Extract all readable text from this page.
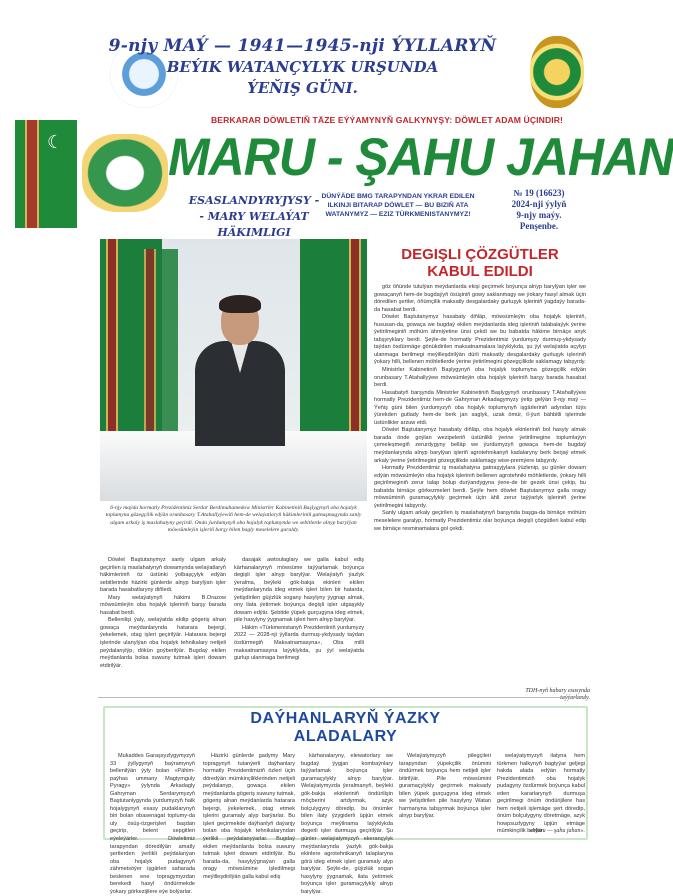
9-njy MAÝ — 1941—1945-nji ÝYLLARYŇ
BEÝIK WATANÇYLYK URŞUNDA
ÝEŇIŞ GÜNI.
BERKARAR DÖWLETIŇ TÄZE EÝÝAMYNYŇ GALKYNYŞY: DÖWLET ADAM ÜÇINDIR!
☾ MARU - ŞAHU JAHAN
ESASLANDYRYJYSY -
- MARY WELAÝAT HÄKIMLIGI
DÜNÝÄDE BMG TARAPYNDAN YKRAR EDILEN ILKINJI BITARAP DÖWLET — BU BIZIŇ ATA WATANYMYZ — EZIZ TÜRKMENISTANYMYZ!
№ 19 (16623)
2024-nji ýylyň
9-njy maýy.
Penşenbe.
6-njy maýda hormatly Prezidentimiz Serdar Berdimuhamedow Ministrler Kabinetiniň Başlygynyň oba hojalyk toplumyna gözegçilik edýän orunbasary T.Atahallyýewiň hem-de welaýatlaryň häkimleriniň gatnaşmagynda sanly ulgam arkaly iş maslahatyny geçirdi. Onda ýurdumyzyň oba hojalyk toplumynda we sebitlerde alnyp barylýan möwsümleýin işleriň barşy bilen bagly meselelere garaldy.
DEGIŞLI ÇÖZGÜTLER
KABUL EDILDI

göz öňünde tutulýan meýdanlarda ekişi geçirmek boýunça alnyp barylýan işler we gowaçanyň hem-de bugdaýyň ösüşiniň gowy saklanmagy we ýokary hasyl almak üçin döredilen şertler, öňümçilik maksatly desgalardaky gurluşyk işleriniň ýagdaýy barada-da hasabat berdi.

Döwlet Baştutanymyz hasabaty diňläp, möwsümleýin oba hojalyk işleriniň, hususan-da, gowaça we bugdaý ekilen meýdanlarda ideg işleriniň talabalaýyk ýerine ýetirilmeginiň möhüm ähmiýetine ünsi çekdi we bu babatda hâkime birnäçe anyk tabşyryklary berdi. Şeýle-de hormatly Prezidentimiz ýurdumyzy durmuş-ykdysady taýdan ösdürmäge gönükdirilen maksatnamalara laýyklykda, şu ýyl welaýatda açylyp ulanmaga berilmegi meýilleşdirilýän dürli maksatly desgalardaky gurluşyk işleriniň ýokary hilli, bellenen möhletlerde ýerine ýetirilmegini gözegçilikde saklamagy tabşyrdy.

Ministrler Kabinetiniň Başlygynyň oba hojalyk toplumyna gözegçilik edýän orunbasary T.Atahallyýew möwsümleýin oba hojalyk işleriniň barşy barada hasabat berdi.

Hasabatyň barşynda Ministrler Kabinetiniň Başlygynyň orunbasary T.Atahallyýew hormatly Prezidentimiz hem-de Gahryman Arkadagymyzy ýetip gelýän 9-njy maý — Ýeňiş güni bilen ýurdumyzyň oba hojalyk toplumynyň işgärleriniň adyndan tüýs ýürekden gutlady hem-de berk jan saglyk, uzak ömür, il-ýurt bähbitli işlerinde üstünlikler arzuw etdi.

Döwlet Baştutanymyz hasabaty diňläp, oba hojalyk ekinleriniň bol hasyly almak barada önde goýlan wezipeleriň üstünlikli ýerine ýetirilmegine toplumlaýyn çemeleşmegiň zerurdygyny belläp we ýurdumyzyň gowaça hem-de bugdaý meýdanlarynda alnyp barylýan işleriň agrotehnikanyň kadalaryny berk berjaý etmek arkaly ýerine ýetirilmegini gözegçilikde saklamagy wise-premýere tabşyrdy.

Hormatly Prezidentimiz iş maslahatyna gatnaşyjylara ýüzlenip, şu günler dowam edýän möwsümleýin oba hojalyk işleriniň bellenen agrotehniki möhletlerde, ýokary hilli geçirilmeginiň zerur talap bolup durýandygyna ýene-de bir gezek ünsi çekip, bu babatda birnäçe görkezmeleri berdi. Şeýle hem döwlet Baştutanymyz galla oragy möwsüminiň guramaçylykly geçirmek üçin ähli zerur taýýarlyk işleriniň ýerine ýetirilmegini tabşyrdy.

Sanly ulgam arkaly geçirilen iş maslahatynyň barşynda başga-da birnäçe möhüm meselelere garalyp, hormatly Prezidentimiz olar boýunça degişli çözgütleri kabul edip we birnäçe resminamalara gol çekdi.

TDH-nyň habary esasynda
taýýarlandy.

Döwlet Baştutanymyz sanly ulgam arkaly geçirilen iş maslahatynyň dowamynda welaýatlaryň häkimleriniň öz üstünki ýolbaşçylyk edýän sebitlerinde häzirki günlerde alnyp barylýan işler barada hasabatlaryny diňledi.

Mary welaýatynyň häkimi B.Orazow möwsümleýin oba hojalyk işleriniň barşy barada hasabat berdi.

Bellenilişi ýaly, welaýatda ekilip gögeriş alnan gowaça meýdanlarynda hatarara bejergi, ýekelemek, otag işleri geçirilýär. Hatarara bejergi işlerinde ulanylýan oba hojalyk tehnikalary netijeli peýdalanylýp, dökün goýberilýär. Bugdaý ekilen meýdanlarda bolsa suwuny tutmak işleri dowam etdirilýär.

dasajak awtoulaglary we galla kabul ediş kärhanalarynyň möwsüme taýýarlamak boýunça degişli işler alnyp barylýar. Welaýatyň ýazlyk ýeralma, beýleki gök-bakja ekinleri ekilen meýdanlarynda ideg etmek işleri bilen bir hatarda, ýetişdirilen güýzlük sogany hasylyny ýygnap almak, ony ilata ýetirmek boýunça degişli işler utgaşykly dowam edýär. Şebitde ýüpek gurçugyna ideg etmek, pile hasylyny ýygnamak işleri hem alnyp barylýar.

Häkim «Türkmenistanyň Prezidentiniň ýurdumyzy 2022 — 2028-nji ýyllarda durmuş-ykdysady taýdan ösdürmegiň Maksatnamasyna», Oba milli maksatnamasyna laýyklykda, şu ýyl welaýatda gurlup ulanmaga berilmegi

DAÝHANLARYŇ ÝAZKY
ALADALARY

Mukaddes Garaşsyzlygymyzyň 33 ýyllygynyň baýramynyň bellenilýän ýyly bolan «Pähim-paýhas ummany Magtymguly Pyragy» ýylynda Arkadagly Gahryman Serdarymyzyň Baştutanlygynda ýurdumyzyň halk hojalygynyň esasy pudaklarynyň biri bolan obasenagat toplumy-da uly ösüş-özgerişleri başdan geçirip, belent sepgitleri eýeleýärler. Döwletimiz tarapyndan döredilýän amatly şertlerden ýerlikli peýdalanýan oba hojalyk pudagynyň zähmetsöýer işgärleri saharada beslenen ene topragymyzdan berekedi hasyl öndürmekde ýokary görkezijilere eýe bolýarlar.

Häzirki günlerde gadymy Mary topragynyň tutanýerli daýhanlary hormatly Prezidentimiziň özleri üçin döredýän mümkinçiliklerinden netijeli peýdalanyp, gowaça ekilen meýdanlarda gögeriş suwuny tutmak, gögeriş alnan meýdanlarda hatarara bejergi, ýekelemek, otag etmek işlerini guramaly alyp barýarlar. Bu işleri geçirmekde daýhanlyň daýanjy bolan oba hojalyk tehnikalaryndan ýerlikli peýdalanyýarlar. Bugdaý ekilen meýdanlarda bolsa suwuny tutmak işleri dowam etdirilýär. Bu barada-da, hasylyýgnaýan galla oragy möwsümine işledilmegi meýilleşdirilýän galla kabul ediş

kärhanalaryny, elewatorlary we bugdaý ýygjan kombaýnlary taýýarlamak boýunça işler guramaçylykly alnyp barylýar. Welaýatymyzda ýeralmanyň, beýleki gök-bakja ekinleriniň öndürilişin möçberini artdyrmak, azyk bolçulygyny döredip, bu önümler bilen ilaty ýzygiderli üpjün etmek boýunça meýilnama laýyklykda degerli işler durmuşa geçirilýär. Şu günler welaýatymyzyň ekerançylyk meýdanlarynda ýazlyk gök-bakja ekinlere agrotehnikanyň talaplaryna görä ideg etmek işleri guramaly alyp barylýar. Şeýle-de, güýzlük sogan hasylyny ýygnamak, ilata ýetirmek boýunça işler guramaçylykly alnyp barylýar.

Welaýatymyzyň pilegçileri tarapyndan ýüpekçilik önümini öndürmek boýunça hem netijeli işler bitirilýär. Pile möwsümini guramaçylykly geçirmek maksady bilen ýüpek gurçugyna ideg etmek we ýetişdirilen pile hasylyny Watan harmanyna tabşyrmak boýunça işler alnyp barylýar.

welaýatymyzyň ilatyna hem türkmen halkynyň bagtyýar geljegi hakda alada edýän hormatly Prezidentimiziň oba hojalyk pudagyny ösdürmek boýunça kabul eden kararlarynyň durmuşa geçirilmegi önüm öndürijilere has hem netijeli işlemäge şert döredip, önüm bolçulygyny döretmäge, azyk howpsuzlygyny üpjün etmäge mümkinçilik berýär.

«Maru — şahu jahan».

----------------

INSTRUCTIONS FOR THE TASK: Filter out every line that lacks the word "maksatly", and copy the rest.

WORKED SOLUTION:
göz öňünde tutulýan meýdanlarda ekişi geçirmek boýunça alnyp barylýan işler we gowaçanyň hem-de bugdaýyň ösüşiniň gowy saklanmagy we ýokary hasyl almak üçin döredilen şertler, öňümçilik maksatly desgalardaky gurluşyk işleriniň ýagdaýy barada-da hasabat berdi.
Döwlet Baştutanymyz hasabaty diňläp, möwsümleýin oba hojalyk işleriniň, hususan-da, gowaça we bugdaý ekilen meýdanlarda ideg işleriniň talabalaýyk ýerine ýetirilmeginiň möhüm ähmiýetine ünsi çekdi we bu babatda hâkime birnäçe anyk tabşyryklary berdi. Şeýle-de hormatly Prezidentimiz ýurdumyzy durmuş-ykdysady taýdan ösdürmäge gönükdirilen maksatnamalara laýyklykda, şu ýyl welaýatda açylyp ulanmaga berilmegi meýilleşdirilýän dürli maksatly desgalardaky gurluşyk işleriniň ýokary hilli, bellenen möhletlerde ýerine ýetirilmegini gözegçilikde saklamagy tabşyrdy.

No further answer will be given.